-- start Entries supplied --
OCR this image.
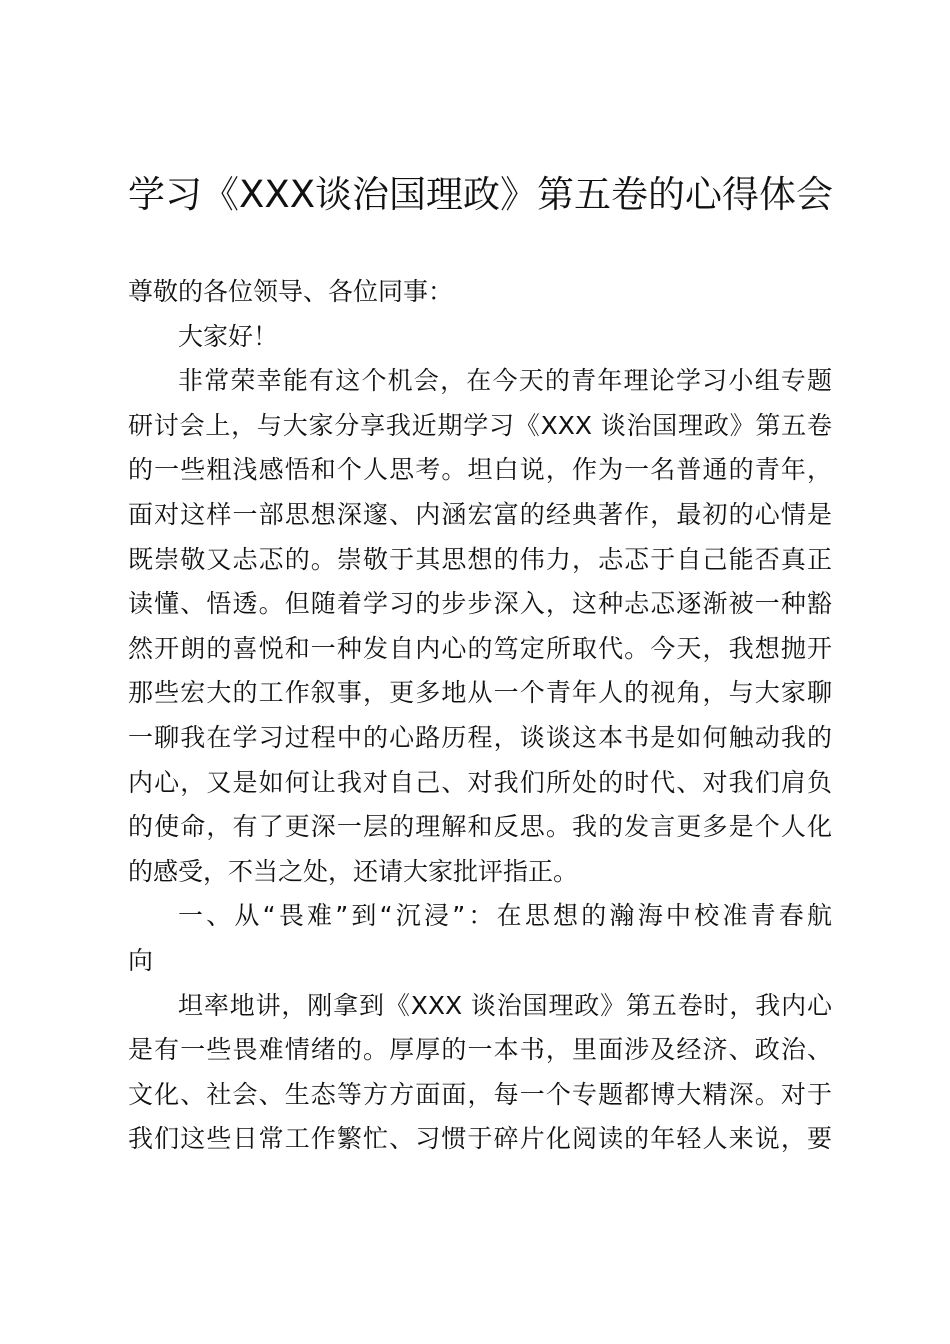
学习《XXX谈治国理政》第五卷的心得体会
尊敬的各位领导、各位同事：
大家好！
非常荣幸能有这个机会，在今天的青年理论学习小组专题
研讨会上，与大家分享我近期学习《XXX 谈治国理政》第五卷
的一些粗浅感悟和个人思考。坦白说，作为一名普通的青年，
面对这样一部思想深邃、内涵宏富的经典著作，最初的心情是
既崇敬又忐忑的。崇敬于其思想的伟力，忐忑于自己能否真正
读懂、悟透。但随着学习的步步深入，这种忐忑逐渐被一种豁
然开朗的喜悦和一种发自内心的笃定所取代。今天，我想抛开
那些宏大的工作叙事，更多地从一个青年人的视角，与大家聊
一聊我在学习过程中的心路历程，谈谈这本书是如何触动我的
内心，又是如何让我对自己、对我们所处的时代、对我们肩负
的使命，有了更深一层的理解和反思。我的发言更多是个人化
的感受，不当之处，还请大家批评指正。
一、从“畏难”到“沉浸”：在思想的瀚海中校准青春航
向
坦率地讲，刚拿到《XXX 谈治国理政》第五卷时，我内心
是有一些畏难情绪的。厚厚的一本书，里面涉及经济、政治、
文化、社会、生态等方方面面，每一个专题都博大精深。对于
我们这些日常工作繁忙、习惯于碎片化阅读的年轻人来说，要
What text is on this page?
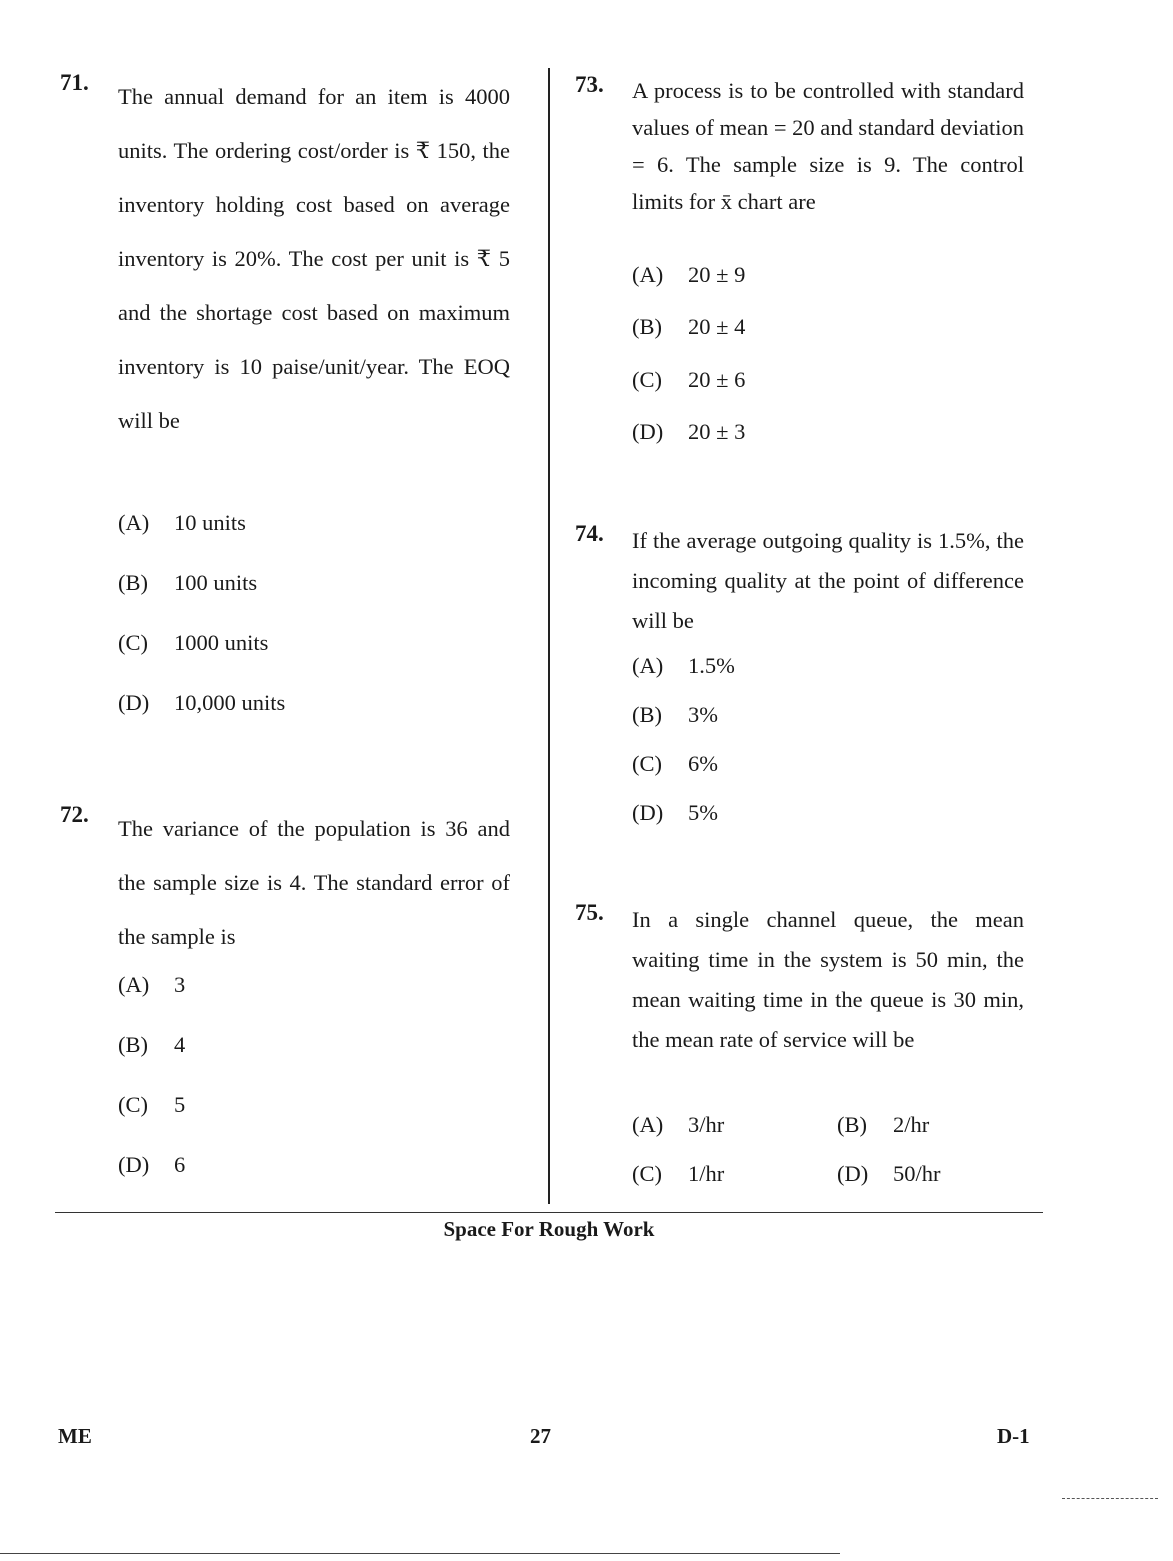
71.
The annual demand for an item is 4000 units. The ordering cost/order is ₹ 150, the inventory holding cost based on average inventory is 20%. The cost per unit is ₹ 5 and the shortage cost based on maximum inventory is 10 paise/unit/year. The EOQ will be
(A) 10 units
(B) 100 units
(C) 1000 units
(D) 10,000 units
72.
The variance of the population is 36 and the sample size is 4. The standard error of the sample is
(A) 3
(B) 4
(C) 5
(D) 6
73. A process is to be controlled with standard values of mean = 20 and standard deviation = 6. The sample size is 9. The control limits for x̄ chart are
(A) 20 ± 9
(B) 20 ± 4
(C) 20 ± 6
(D) 20 ± 3
74. If the average outgoing quality is 1.5%, the incoming quality at the point of difference will be
(A) 1.5%
(B) 3%
(C) 6%
(D) 5%
75. In a single channel queue, the mean waiting time in the system is 50 min, the mean waiting time in the queue is 30 min, the mean rate of service will be
(A) 3/hr	(B) 2/hr
(C) 1/hr	(D) 50/hr
Space For Rough Work
ME	27	D-1
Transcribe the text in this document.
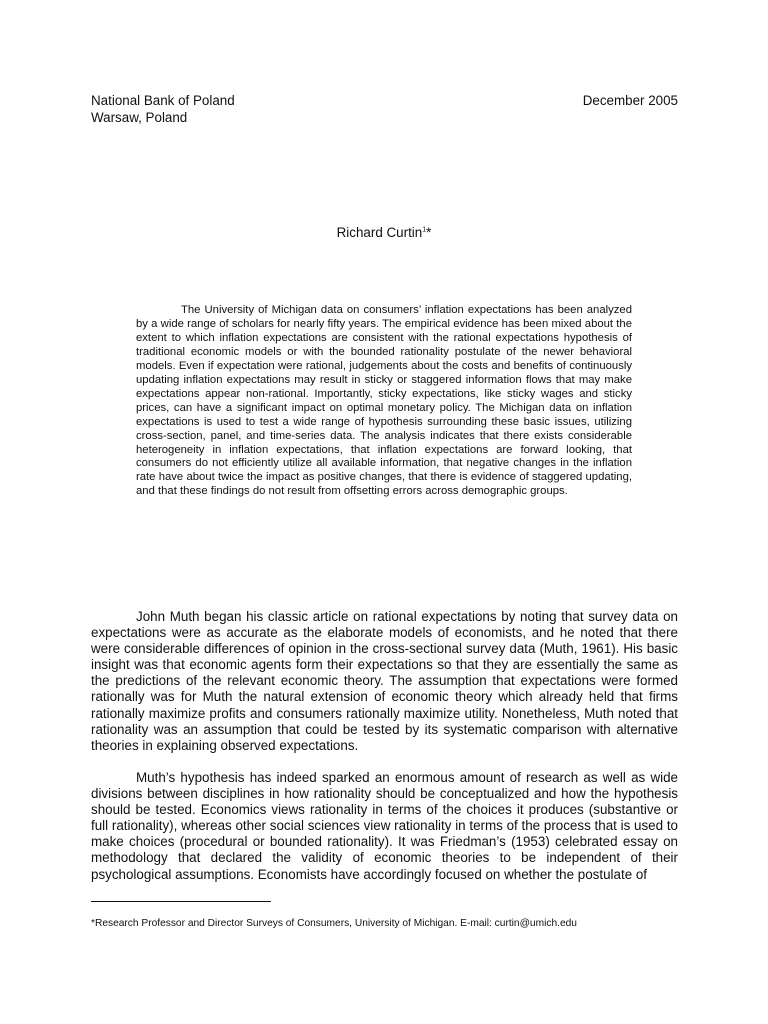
National Bank of Poland
Warsaw, Poland
December 2005
Richard Curtin$^1$*

The University of Michigan data on consumers’ inflation expectations has been analyzed by a wide range of scholars for nearly fifty years. The empirical evidence has been mixed about the extent to which inflation expectations are consistent with the rational expectations hypothesis of traditional economic models or with the bounded rationality postulate of the newer behavioral models. Even if expectation were rational, judgements about the costs and benefits of continuously updating inflation expectations may result in sticky or staggered information flows that may make expectations appear non-rational. Importantly, sticky expectations, like sticky wages and sticky prices, can have a significant impact on optimal monetary policy. The Michigan data on inflation expectations is used to test a wide range of hypothesis surrounding these basic issues, utilizing cross-section, panel, and time-series data. The analysis indicates that there exists considerable heterogeneity in inflation expectations, that inflation expectations are forward looking, that consumers do not efficiently utilize all available information, that negative changes in the inflation rate have about twice the impact as positive changes, that there is evidence of staggered updating, and that these findings do not result from offsetting errors across demographic groups.

John Muth began his classic article on rational expectations by noting that survey data on expectations were as accurate as the elaborate models of economists, and he noted that there were considerable differences of opinion in the cross-sectional survey data (Muth, 1961). His basic insight was that economic agents form their expectations so that they are essentially the same as the predictions of the relevant economic theory. The assumption that expectations were formed rationally was for Muth the natural extension of economic theory which already held that firms rationally maximize profits and consumers rationally maximize utility. Nonetheless, Muth noted that rationality was an assumption that could be tested by its systematic comparison with alternative theories in explaining observed expectations.

Muth’s hypothesis has indeed sparked an enormous amount of research as well as wide divisions between disciplines in how rationality should be conceptualized and how the hypothesis should be tested. Economics views rationality in terms of the choices it produces (substantive or full rationality), whereas other social sciences view rationality in terms of the process that is used to make choices (procedural or bounded rationality). It was Friedman’s (1953) celebrated essay on methodology that declared the validity of economic theories to be independent of their psychological assumptions. Economists have accordingly focused on whether the postulate of

*Research Professor and Director Surveys of Consumers, University of Michigan. E-mail: curtin@umich.edu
-- end Entries supplied --
• _Instructions for the task_: Restate the records above in full, word for word. Keep pictures out.

• _Result of this exercise_:
OCR this image.
学习《XXX谈治国理政》第五卷的心得体会
尊敬的各位领导、各位同事：
大家好！
非常荣幸能有这个机会，在今天的青年理论学习小组专题
研讨会上，与大家分享我近期学习《XXX 谈治国理政》第五卷
的一些粗浅感悟和个人思考。坦白说，作为一名普通的青年，
面对这样一部思想深邃、内涵宏富的经典著作，最初的心情是
既崇敬又忐忑的。崇敬于其思想的伟力，忐忑于自己能否真正
读懂、悟透。但随着学习的步步深入，这种忐忑逐渐被一种豁
然开朗的喜悦和一种发自内心的笃定所取代。今天，我想抛开
那些宏大的工作叙事，更多地从一个青年人的视角，与大家聊
一聊我在学习过程中的心路历程，谈谈这本书是如何触动我的
内心，又是如何让我对自己、对我们所处的时代、对我们肩负
的使命，有了更深一层的理解和反思。我的发言更多是个人化
的感受，不当之处，还请大家批评指正。
一、从“畏难”到“沉浸”：在思想的瀚海中校准青春航
向
坦率地讲，刚拿到《XXX 谈治国理政》第五卷时，我内心
是有一些畏难情绪的。厚厚的一本书，里面涉及经济、政治、
文化、社会、生态等方方面面，每一个专题都博大精深。对于
我们这些日常工作繁忙、习惯于碎片化阅读的年轻人来说，要
What text is on this page?
71.
The annual demand for an item is 4000 units. The ordering cost/order is ₹ 150, the inventory holding cost based on average inventory is 20%. The cost per unit is ₹ 5 and the shortage cost based on maximum inventory is 10 paise/unit/year. The EOQ will be
(A) 10 units
(B) 100 units
(C) 1000 units
(D) 10,000 units
72.
The variance of the population is 36 and the sample size is 4. The standard error of the sample is
(A) 3
(B) 4
(C) 5
(D) 6
73. A process is to be controlled with standard values of mean = 20 and standard deviation = 6. The sample size is 9. The control limits for x̄ chart are
(A) 20 ± 9
(B) 20 ± 4
(C) 20 ± 6
(D) 20 ± 3
74. If the average outgoing quality is 1.5%, the incoming quality at the point of difference will be
(A) 1.5%
(B) 3%
(C) 6%
(D) 5%
75. In a single channel queue, the mean waiting time in the system is 50 min, the mean waiting time in the queue is 30 min, the mean rate of service will be
(A) 3/hr	(B) 2/hr
(C) 1/hr	(D) 50/hr
Space For Rough Work
ME	27	D-1
Transcribe the text in this document.
National Bank of Poland
Warsaw, Poland
December 2005
Richard Curtin$^1$*

The University of Michigan data on consumers’ inflation expectations has been analyzed by a wide range of scholars for nearly fifty years. The empirical evidence has been mixed about the extent to which inflation expectations are consistent with the rational expectations hypothesis of traditional economic models or with the bounded rationality postulate of the newer behavioral models. Even if expectation were rational, judgements about the costs and benefits of continuously updating inflation expectations may result in sticky or staggered information flows that may make expectations appear non-rational. Importantly, sticky expectations, like sticky wages and sticky prices, can have a significant impact on optimal monetary policy. The Michigan data on inflation expectations is used to test a wide range of hypothesis surrounding these basic issues, utilizing cross-section, panel, and time-series data. The analysis indicates that there exists considerable heterogeneity in inflation expectations, that inflation expectations are forward looking, that consumers do not efficiently utilize all available information, that negative changes in the inflation rate have about twice the impact as positive changes, that there is evidence of staggered updating, and that these findings do not result from offsetting errors across demographic groups.

John Muth began his classic article on rational expectations by noting that survey data on expectations were as accurate as the elaborate models of economists, and he noted that there were considerable differences of opinion in the cross-sectional survey data (Muth, 1961). His basic insight was that economic agents form their expectations so that they are essentially the same as the predictions of the relevant economic theory. The assumption that expectations were formed rationally was for Muth the natural extension of economic theory which already held that firms rationally maximize profits and consumers rationally maximize utility. Nonetheless, Muth noted that rationality was an assumption that could be tested by its systematic comparison with alternative theories in explaining observed expectations.

Muth’s hypothesis has indeed sparked an enormous amount of research as well as wide divisions between disciplines in how rationality should be conceptualized and how the hypothesis should be tested. Economics views rationality in terms of the choices it produces (substantive or full rationality), whereas other social sciences view rationality in terms of the process that is used to make choices (procedural or bounded rationality). It was Friedman’s (1953) celebrated essay on methodology that declared the validity of economic theories to be independent of their psychological assumptions. Economists have accordingly focused on whether the postulate of

*Research Professor and Director Surveys of Consumers, University of Michigan. E-mail: curtin@umich.edu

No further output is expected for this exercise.